Listed records:
****************

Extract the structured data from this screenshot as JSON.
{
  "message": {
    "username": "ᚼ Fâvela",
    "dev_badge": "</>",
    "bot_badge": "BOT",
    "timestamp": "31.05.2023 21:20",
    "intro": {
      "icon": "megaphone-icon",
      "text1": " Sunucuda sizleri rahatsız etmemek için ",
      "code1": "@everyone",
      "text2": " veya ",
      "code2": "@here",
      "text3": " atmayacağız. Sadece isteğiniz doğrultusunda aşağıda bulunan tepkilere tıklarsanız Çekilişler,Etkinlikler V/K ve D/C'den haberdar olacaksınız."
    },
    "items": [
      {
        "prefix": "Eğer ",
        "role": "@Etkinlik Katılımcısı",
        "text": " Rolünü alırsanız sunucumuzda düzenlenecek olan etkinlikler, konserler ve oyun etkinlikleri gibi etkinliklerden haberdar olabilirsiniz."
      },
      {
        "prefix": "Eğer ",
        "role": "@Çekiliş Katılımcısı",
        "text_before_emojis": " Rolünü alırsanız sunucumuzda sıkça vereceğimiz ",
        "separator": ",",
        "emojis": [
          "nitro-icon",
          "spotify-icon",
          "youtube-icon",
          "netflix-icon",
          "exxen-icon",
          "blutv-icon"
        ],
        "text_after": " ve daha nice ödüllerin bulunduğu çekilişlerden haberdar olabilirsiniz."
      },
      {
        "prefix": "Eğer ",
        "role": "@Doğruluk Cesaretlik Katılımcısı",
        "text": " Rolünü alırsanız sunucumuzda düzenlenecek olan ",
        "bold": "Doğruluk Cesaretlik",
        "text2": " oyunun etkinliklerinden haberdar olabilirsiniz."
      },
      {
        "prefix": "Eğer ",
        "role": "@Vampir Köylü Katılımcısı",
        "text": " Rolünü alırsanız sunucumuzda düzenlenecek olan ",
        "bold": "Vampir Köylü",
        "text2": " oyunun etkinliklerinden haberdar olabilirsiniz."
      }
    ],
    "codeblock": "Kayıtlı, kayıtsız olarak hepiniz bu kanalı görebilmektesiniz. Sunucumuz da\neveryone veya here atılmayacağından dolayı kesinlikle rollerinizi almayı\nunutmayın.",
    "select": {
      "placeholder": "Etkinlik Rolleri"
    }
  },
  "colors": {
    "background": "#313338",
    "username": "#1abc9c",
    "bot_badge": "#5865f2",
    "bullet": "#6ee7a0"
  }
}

****************

Problem to work on: Reproduce every line above without error.

Answer below:
Extract the structured data from this screenshot as JSON.
{
  "message": {
    "username": "ᚼ Fâvela",
    "dev_badge": "</>",
    "bot_badge": "BOT",
    "timestamp": "31.05.2023 21:20",
    "intro": {
      "icon": "megaphone-icon",
      "text1": " Sunucuda sizleri rahatsız etmemek için ",
      "code1": "@everyone",
      "text2": " veya ",
      "code2": "@here",
      "text3": " atmayacağız. Sadece isteğiniz doğrultusunda aşağıda bulunan tepkilere tıklarsanız Çekilişler,Etkinlikler V/K ve D/C'den haberdar olacaksınız."
    },
    "items": [
      {
        "prefix": "Eğer ",
        "role": "@Etkinlik Katılımcısı",
        "text": " Rolünü alırsanız sunucumuzda düzenlenecek olan etkinlikler, konserler ve oyun etkinlikleri gibi etkinliklerden haberdar olabilirsiniz."
      },
      {
        "prefix": "Eğer ",
        "role": "@Çekiliş Katılımcısı",
        "text_before_emojis": " Rolünü alırsanız sunucumuzda sıkça vereceğimiz ",
        "separator": ",",
        "emojis": [
          "nitro-icon",
          "spotify-icon",
          "youtube-icon",
          "netflix-icon",
          "exxen-icon",
          "blutv-icon"
        ],
        "text_after": " ve daha nice ödüllerin bulunduğu çekilişlerden haberdar olabilirsiniz."
      },
      {
        "prefix": "Eğer ",
        "role": "@Doğruluk Cesaretlik Katılımcısı",
        "text": " Rolünü alırsanız sunucumuzda düzenlenecek olan ",
        "bold": "Doğruluk Cesaretlik",
        "text2": " oyunun etkinliklerinden haberdar olabilirsiniz."
      },
      {
        "prefix": "Eğer ",
        "role": "@Vampir Köylü Katılımcısı",
        "text": " Rolünü alırsanız sunucumuzda düzenlenecek olan ",
        "bold": "Vampir Köylü",
        "text2": " oyunun etkinliklerinden haberdar olabilirsiniz."
      }
    ],
    "codeblock": "Kayıtlı, kayıtsız olarak hepiniz bu kanalı görebilmektesiniz. Sunucumuz da\neveryone veya here atılmayacağından dolayı kesinlikle rollerinizi almayı\nunutmayın.",
    "select": {
      "placeholder": "Etkinlik Rolleri"
    }
  },
  "colors": {
    "background": "#313338",
    "username": "#1abc9c",
    "bot_badge": "#5865f2",
    "bullet": "#6ee7a0"
  }
}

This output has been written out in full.